=== WHAT IS EXPECTED ===
Every line of the records below should be restated exactly.

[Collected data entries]
• • • • • • •

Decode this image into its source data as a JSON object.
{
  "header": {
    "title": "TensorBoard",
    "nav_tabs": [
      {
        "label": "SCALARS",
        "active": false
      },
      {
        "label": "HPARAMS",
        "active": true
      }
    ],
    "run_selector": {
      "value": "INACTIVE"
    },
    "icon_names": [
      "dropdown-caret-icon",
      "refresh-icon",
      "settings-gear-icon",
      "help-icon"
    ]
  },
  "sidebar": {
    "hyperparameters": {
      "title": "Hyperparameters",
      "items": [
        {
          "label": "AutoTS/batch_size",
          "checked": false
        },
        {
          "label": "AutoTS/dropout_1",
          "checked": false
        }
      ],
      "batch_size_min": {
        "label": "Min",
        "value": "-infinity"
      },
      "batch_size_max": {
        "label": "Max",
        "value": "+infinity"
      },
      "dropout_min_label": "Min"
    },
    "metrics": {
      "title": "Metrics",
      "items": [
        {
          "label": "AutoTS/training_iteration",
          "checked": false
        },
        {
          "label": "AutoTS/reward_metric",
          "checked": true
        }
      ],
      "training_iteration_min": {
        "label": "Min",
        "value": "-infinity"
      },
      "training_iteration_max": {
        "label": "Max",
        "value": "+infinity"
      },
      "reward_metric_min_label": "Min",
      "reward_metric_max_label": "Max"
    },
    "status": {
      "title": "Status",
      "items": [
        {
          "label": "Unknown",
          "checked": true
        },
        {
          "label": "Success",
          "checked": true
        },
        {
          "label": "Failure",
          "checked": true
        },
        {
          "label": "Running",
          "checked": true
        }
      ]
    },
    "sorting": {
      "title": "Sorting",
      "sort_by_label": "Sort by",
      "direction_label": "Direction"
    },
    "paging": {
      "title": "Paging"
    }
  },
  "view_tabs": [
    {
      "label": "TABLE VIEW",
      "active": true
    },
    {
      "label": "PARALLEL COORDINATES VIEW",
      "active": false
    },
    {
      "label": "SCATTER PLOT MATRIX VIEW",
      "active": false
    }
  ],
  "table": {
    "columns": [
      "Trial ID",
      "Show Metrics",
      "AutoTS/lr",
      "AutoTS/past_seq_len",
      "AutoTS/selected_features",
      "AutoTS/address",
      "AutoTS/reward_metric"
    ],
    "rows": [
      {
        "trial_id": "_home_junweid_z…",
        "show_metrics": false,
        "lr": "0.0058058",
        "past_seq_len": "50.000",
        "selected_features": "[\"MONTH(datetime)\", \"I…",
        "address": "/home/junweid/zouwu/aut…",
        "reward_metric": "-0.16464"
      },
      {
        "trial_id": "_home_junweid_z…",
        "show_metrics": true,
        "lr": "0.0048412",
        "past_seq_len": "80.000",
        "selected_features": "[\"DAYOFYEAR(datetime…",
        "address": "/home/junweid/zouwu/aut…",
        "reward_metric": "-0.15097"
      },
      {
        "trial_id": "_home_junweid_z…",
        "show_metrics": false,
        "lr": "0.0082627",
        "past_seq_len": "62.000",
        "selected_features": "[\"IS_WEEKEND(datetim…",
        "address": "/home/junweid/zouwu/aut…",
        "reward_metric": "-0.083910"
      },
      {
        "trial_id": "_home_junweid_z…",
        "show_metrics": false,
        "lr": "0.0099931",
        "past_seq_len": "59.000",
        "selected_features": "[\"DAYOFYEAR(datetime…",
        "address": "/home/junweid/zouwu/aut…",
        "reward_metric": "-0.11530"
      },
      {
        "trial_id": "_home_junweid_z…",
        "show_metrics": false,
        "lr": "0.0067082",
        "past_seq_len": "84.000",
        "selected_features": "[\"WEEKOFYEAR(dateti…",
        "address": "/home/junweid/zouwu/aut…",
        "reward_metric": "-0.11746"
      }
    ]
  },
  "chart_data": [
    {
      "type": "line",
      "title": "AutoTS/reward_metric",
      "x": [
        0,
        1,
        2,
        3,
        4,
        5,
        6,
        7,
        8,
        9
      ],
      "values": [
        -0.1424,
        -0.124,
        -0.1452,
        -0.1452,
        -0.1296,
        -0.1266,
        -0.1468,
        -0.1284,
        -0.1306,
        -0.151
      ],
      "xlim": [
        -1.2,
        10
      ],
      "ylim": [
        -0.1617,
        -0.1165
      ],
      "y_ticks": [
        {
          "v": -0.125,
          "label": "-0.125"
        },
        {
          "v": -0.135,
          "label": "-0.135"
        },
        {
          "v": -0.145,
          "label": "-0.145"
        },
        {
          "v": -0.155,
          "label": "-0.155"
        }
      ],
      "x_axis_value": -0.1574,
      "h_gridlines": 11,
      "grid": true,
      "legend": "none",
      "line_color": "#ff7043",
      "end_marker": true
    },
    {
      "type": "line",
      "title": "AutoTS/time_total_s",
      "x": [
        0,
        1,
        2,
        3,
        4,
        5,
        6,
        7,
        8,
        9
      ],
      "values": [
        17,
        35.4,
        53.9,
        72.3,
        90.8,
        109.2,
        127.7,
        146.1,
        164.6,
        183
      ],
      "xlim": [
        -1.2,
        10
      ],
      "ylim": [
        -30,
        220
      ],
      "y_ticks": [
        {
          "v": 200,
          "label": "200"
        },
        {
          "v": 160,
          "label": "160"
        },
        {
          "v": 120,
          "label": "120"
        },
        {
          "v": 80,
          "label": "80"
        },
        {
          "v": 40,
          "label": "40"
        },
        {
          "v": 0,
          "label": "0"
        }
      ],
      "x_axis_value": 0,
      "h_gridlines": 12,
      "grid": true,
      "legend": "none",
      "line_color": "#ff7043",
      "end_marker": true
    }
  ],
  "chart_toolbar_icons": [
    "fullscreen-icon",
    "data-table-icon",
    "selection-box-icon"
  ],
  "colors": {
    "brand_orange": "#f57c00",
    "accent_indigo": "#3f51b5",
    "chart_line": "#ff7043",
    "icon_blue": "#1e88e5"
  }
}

• • • • • • •

=== SOLUTION TO THE EXERCISE ===
Decode this image into its source data as a JSON object.
{
  "header": {
    "title": "TensorBoard",
    "nav_tabs": [
      {
        "label": "SCALARS",
        "active": false
      },
      {
        "label": "HPARAMS",
        "active": true
      }
    ],
    "run_selector": {
      "value": "INACTIVE"
    },
    "icon_names": [
      "dropdown-caret-icon",
      "refresh-icon",
      "settings-gear-icon",
      "help-icon"
    ]
  },
  "sidebar": {
    "hyperparameters": {
      "title": "Hyperparameters",
      "items": [
        {
          "label": "AutoTS/batch_size",
          "checked": false
        },
        {
          "label": "AutoTS/dropout_1",
          "checked": false
        }
      ],
      "batch_size_min": {
        "label": "Min",
        "value": "-infinity"
      },
      "batch_size_max": {
        "label": "Max",
        "value": "+infinity"
      },
      "dropout_min_label": "Min"
    },
    "metrics": {
      "title": "Metrics",
      "items": [
        {
          "label": "AutoTS/training_iteration",
          "checked": false
        },
        {
          "label": "AutoTS/reward_metric",
          "checked": true
        }
      ],
      "training_iteration_min": {
        "label": "Min",
        "value": "-infinity"
      },
      "training_iteration_max": {
        "label": "Max",
        "value": "+infinity"
      },
      "reward_metric_min_label": "Min",
      "reward_metric_max_label": "Max"
    },
    "status": {
      "title": "Status",
      "items": [
        {
          "label": "Unknown",
          "checked": true
        },
        {
          "label": "Success",
          "checked": true
        },
        {
          "label": "Failure",
          "checked": true
        },
        {
          "label": "Running",
          "checked": true
        }
      ]
    },
    "sorting": {
      "title": "Sorting",
      "sort_by_label": "Sort by",
      "direction_label": "Direction"
    },
    "paging": {
      "title": "Paging"
    }
  },
  "view_tabs": [
    {
      "label": "TABLE VIEW",
      "active": true
    },
    {
      "label": "PARALLEL COORDINATES VIEW",
      "active": false
    },
    {
      "label": "SCATTER PLOT MATRIX VIEW",
      "active": false
    }
  ],
  "table": {
    "columns": [
      "Trial ID",
      "Show Metrics",
      "AutoTS/lr",
      "AutoTS/past_seq_len",
      "AutoTS/selected_features",
      "AutoTS/address",
      "AutoTS/reward_metric"
    ],
    "rows": [
      {
        "trial_id": "_home_junweid_z…",
        "show_metrics": false,
        "lr": "0.0058058",
        "past_seq_len": "50.000",
        "selected_features": "[\"MONTH(datetime)\", \"I…",
        "address": "/home/junweid/zouwu/aut…",
        "reward_metric": "-0.16464"
      },
      {
        "trial_id": "_home_junweid_z…",
        "show_metrics": true,
        "lr": "0.0048412",
        "past_seq_len": "80.000",
        "selected_features": "[\"DAYOFYEAR(datetime…",
        "address": "/home/junweid/zouwu/aut…",
        "reward_metric": "-0.15097"
      },
      {
        "trial_id": "_home_junweid_z…",
        "show_metrics": false,
        "lr": "0.0082627",
        "past_seq_len": "62.000",
        "selected_features": "[\"IS_WEEKEND(datetim…",
        "address": "/home/junweid/zouwu/aut…",
        "reward_metric": "-0.083910"
      },
      {
        "trial_id": "_home_junweid_z…",
        "show_metrics": false,
        "lr": "0.0099931",
        "past_seq_len": "59.000",
        "selected_features": "[\"DAYOFYEAR(datetime…",
        "address": "/home/junweid/zouwu/aut…",
        "reward_metric": "-0.11530"
      },
      {
        "trial_id": "_home_junweid_z…",
        "show_metrics": false,
        "lr": "0.0067082",
        "past_seq_len": "84.000",
        "selected_features": "[\"WEEKOFYEAR(dateti…",
        "address": "/home/junweid/zouwu/aut…",
        "reward_metric": "-0.11746"
      }
    ]
  },
  "chart_data": [
    {
      "type": "line",
      "title": "AutoTS/reward_metric",
      "x": [
        0,
        1,
        2,
        3,
        4,
        5,
        6,
        7,
        8,
        9
      ],
      "values": [
        -0.1424,
        -0.124,
        -0.1452,
        -0.1452,
        -0.1296,
        -0.1266,
        -0.1468,
        -0.1284,
        -0.1306,
        -0.151
      ],
      "xlim": [
        -1.2,
        10
      ],
      "ylim": [
        -0.1617,
        -0.1165
      ],
      "y_ticks": [
        {
          "v": -0.125,
          "label": "-0.125"
        },
        {
          "v": -0.135,
          "label": "-0.135"
        },
        {
          "v": -0.145,
          "label": "-0.145"
        },
        {
          "v": -0.155,
          "label": "-0.155"
        }
      ],
      "x_axis_value": -0.1574,
      "h_gridlines": 11,
      "grid": true,
      "legend": "none",
      "line_color": "#ff7043",
      "end_marker": true
    },
    {
      "type": "line",
      "title": "AutoTS/time_total_s",
      "x": [
        0,
        1,
        2,
        3,
        4,
        5,
        6,
        7,
        8,
        9
      ],
      "values": [
        17,
        35.4,
        53.9,
        72.3,
        90.8,
        109.2,
        127.7,
        146.1,
        164.6,
        183
      ],
      "xlim": [
        -1.2,
        10
      ],
      "ylim": [
        -30,
        220
      ],
      "y_ticks": [
        {
          "v": 200,
          "label": "200"
        },
        {
          "v": 160,
          "label": "160"
        },
        {
          "v": 120,
          "label": "120"
        },
        {
          "v": 80,
          "label": "80"
        },
        {
          "v": 40,
          "label": "40"
        },
        {
          "v": 0,
          "label": "0"
        }
      ],
      "x_axis_value": 0,
      "h_gridlines": 12,
      "grid": true,
      "legend": "none",
      "line_color": "#ff7043",
      "end_marker": true
    }
  ],
  "chart_toolbar_icons": [
    "fullscreen-icon",
    "data-table-icon",
    "selection-box-icon"
  ],
  "colors": {
    "brand_orange": "#f57c00",
    "accent_indigo": "#3f51b5",
    "chart_line": "#ff7043",
    "icon_blue": "#1e88e5"
  }
}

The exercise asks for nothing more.